Extracted data entries:
+++

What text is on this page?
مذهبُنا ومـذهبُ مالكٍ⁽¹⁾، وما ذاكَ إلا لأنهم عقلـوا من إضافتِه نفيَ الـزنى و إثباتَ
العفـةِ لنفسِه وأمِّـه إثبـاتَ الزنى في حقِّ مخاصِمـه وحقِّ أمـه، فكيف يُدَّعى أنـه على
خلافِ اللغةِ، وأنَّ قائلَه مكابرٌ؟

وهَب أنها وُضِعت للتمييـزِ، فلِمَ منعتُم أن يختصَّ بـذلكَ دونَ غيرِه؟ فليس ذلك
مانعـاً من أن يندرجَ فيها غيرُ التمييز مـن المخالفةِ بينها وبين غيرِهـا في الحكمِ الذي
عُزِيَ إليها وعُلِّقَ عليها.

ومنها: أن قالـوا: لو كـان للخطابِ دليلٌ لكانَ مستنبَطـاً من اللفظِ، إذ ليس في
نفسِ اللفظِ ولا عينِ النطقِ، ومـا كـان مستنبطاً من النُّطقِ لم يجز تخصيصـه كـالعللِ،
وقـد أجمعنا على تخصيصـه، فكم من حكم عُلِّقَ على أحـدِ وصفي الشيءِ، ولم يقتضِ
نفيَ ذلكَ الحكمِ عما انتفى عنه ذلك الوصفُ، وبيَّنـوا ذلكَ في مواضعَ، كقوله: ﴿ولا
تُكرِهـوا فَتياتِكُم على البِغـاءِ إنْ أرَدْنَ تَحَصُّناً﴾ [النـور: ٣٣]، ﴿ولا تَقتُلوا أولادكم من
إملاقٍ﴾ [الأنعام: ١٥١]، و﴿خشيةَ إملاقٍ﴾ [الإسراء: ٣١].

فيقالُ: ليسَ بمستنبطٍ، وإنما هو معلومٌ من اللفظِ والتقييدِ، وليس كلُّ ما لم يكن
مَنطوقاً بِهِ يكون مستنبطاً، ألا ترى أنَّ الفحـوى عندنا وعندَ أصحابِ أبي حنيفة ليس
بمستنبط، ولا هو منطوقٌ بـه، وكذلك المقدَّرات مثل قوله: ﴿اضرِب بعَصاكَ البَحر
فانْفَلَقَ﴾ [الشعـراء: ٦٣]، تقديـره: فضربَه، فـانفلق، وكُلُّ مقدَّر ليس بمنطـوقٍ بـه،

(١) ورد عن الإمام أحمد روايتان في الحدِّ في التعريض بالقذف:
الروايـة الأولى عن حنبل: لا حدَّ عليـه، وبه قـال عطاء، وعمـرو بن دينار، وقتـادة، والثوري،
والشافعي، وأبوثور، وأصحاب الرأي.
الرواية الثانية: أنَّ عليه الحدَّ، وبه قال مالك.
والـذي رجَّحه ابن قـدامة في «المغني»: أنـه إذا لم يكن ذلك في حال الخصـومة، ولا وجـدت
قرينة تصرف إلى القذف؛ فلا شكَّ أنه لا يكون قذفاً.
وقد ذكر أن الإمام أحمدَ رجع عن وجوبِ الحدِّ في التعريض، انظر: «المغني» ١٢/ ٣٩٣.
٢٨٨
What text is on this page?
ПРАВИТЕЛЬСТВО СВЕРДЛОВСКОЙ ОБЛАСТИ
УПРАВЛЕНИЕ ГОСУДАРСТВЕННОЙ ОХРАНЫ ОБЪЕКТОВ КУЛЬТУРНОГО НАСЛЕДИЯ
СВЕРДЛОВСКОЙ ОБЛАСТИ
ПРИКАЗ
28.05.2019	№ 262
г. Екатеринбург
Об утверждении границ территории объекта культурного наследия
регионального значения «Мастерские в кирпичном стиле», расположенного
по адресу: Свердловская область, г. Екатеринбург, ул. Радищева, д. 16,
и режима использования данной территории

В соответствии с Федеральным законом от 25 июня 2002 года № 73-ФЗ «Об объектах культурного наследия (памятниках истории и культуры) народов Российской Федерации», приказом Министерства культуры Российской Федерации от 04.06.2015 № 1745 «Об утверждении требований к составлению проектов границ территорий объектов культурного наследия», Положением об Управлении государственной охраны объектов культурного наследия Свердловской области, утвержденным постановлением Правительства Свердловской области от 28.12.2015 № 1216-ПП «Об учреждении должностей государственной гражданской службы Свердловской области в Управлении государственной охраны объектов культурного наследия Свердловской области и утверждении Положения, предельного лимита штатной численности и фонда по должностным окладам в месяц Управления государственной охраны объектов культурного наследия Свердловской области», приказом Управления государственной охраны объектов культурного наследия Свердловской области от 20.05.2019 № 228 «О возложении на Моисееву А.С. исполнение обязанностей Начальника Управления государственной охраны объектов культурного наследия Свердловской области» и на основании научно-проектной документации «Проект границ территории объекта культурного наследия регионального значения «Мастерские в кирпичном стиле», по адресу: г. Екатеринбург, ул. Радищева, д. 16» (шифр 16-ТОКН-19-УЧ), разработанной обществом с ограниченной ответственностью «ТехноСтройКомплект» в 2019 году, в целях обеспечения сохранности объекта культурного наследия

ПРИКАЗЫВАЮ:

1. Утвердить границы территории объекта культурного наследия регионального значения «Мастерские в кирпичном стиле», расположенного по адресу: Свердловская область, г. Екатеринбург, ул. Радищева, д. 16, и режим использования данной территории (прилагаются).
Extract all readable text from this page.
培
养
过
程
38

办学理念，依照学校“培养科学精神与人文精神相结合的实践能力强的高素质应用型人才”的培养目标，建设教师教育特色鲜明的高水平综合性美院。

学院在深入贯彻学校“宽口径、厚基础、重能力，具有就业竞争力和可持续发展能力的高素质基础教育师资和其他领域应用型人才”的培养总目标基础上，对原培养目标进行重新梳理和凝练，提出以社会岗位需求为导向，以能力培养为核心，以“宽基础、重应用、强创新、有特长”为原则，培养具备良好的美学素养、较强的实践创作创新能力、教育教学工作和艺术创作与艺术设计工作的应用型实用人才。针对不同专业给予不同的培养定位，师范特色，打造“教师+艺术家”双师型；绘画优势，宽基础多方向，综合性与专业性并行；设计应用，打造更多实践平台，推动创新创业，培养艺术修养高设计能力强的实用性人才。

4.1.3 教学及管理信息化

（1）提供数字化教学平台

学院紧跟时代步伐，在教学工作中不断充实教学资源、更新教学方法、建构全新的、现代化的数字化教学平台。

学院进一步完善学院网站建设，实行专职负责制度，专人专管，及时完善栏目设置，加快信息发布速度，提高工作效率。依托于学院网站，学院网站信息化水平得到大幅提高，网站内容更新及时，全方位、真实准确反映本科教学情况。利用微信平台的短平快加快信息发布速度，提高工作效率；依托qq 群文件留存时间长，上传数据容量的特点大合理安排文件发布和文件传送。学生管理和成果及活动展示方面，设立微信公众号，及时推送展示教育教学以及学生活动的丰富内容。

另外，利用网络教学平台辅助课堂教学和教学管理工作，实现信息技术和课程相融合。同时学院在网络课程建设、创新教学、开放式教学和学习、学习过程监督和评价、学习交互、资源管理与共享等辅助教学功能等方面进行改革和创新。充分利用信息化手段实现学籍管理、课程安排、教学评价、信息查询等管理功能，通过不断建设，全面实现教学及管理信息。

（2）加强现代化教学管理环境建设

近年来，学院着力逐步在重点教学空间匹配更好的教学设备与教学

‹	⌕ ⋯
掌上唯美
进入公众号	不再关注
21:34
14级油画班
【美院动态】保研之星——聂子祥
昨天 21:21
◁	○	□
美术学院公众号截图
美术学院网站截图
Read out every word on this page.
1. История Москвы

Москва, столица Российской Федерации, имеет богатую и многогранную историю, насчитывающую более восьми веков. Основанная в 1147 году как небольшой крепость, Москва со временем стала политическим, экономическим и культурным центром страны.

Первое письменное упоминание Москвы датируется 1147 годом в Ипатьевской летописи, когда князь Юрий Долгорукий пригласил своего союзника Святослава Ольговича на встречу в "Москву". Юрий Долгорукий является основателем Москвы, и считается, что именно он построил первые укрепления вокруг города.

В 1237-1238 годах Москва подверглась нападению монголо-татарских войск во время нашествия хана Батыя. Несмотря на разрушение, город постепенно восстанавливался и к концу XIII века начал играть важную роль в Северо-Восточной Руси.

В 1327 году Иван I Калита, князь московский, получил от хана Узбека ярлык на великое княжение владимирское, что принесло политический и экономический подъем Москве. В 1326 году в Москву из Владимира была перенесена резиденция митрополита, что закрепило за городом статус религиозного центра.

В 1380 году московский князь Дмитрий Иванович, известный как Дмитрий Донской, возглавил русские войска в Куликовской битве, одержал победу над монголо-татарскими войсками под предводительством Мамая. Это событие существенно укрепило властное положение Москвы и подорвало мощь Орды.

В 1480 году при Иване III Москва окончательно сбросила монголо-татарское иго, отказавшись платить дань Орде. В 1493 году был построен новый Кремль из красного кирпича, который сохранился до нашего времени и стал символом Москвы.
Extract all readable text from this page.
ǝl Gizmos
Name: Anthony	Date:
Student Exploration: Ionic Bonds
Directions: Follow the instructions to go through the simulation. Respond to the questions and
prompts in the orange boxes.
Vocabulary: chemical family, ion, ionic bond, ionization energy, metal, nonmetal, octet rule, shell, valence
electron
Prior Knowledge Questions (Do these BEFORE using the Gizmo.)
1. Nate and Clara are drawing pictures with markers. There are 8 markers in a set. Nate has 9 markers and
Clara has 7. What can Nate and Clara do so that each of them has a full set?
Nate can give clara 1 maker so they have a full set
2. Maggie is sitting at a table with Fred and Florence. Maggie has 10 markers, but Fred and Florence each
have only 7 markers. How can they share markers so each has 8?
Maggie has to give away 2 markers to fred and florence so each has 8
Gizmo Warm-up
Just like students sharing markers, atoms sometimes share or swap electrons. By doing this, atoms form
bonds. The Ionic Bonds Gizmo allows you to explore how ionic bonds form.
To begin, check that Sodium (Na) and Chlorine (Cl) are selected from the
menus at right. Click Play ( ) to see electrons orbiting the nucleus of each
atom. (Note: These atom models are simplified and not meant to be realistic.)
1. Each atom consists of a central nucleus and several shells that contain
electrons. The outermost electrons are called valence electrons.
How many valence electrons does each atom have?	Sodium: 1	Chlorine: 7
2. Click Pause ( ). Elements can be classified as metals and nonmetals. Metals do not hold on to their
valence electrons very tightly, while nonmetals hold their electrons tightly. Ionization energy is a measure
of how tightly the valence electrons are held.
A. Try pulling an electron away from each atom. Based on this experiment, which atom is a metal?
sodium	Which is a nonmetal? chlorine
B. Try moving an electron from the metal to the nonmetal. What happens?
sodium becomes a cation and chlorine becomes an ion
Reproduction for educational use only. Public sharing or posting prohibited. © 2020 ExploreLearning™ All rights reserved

+++

*TASK REQUIREMENTS:*
Only the number is wanted: count the lines of the records that hold the word "electrons".

*EXERCISE RESULT:*
6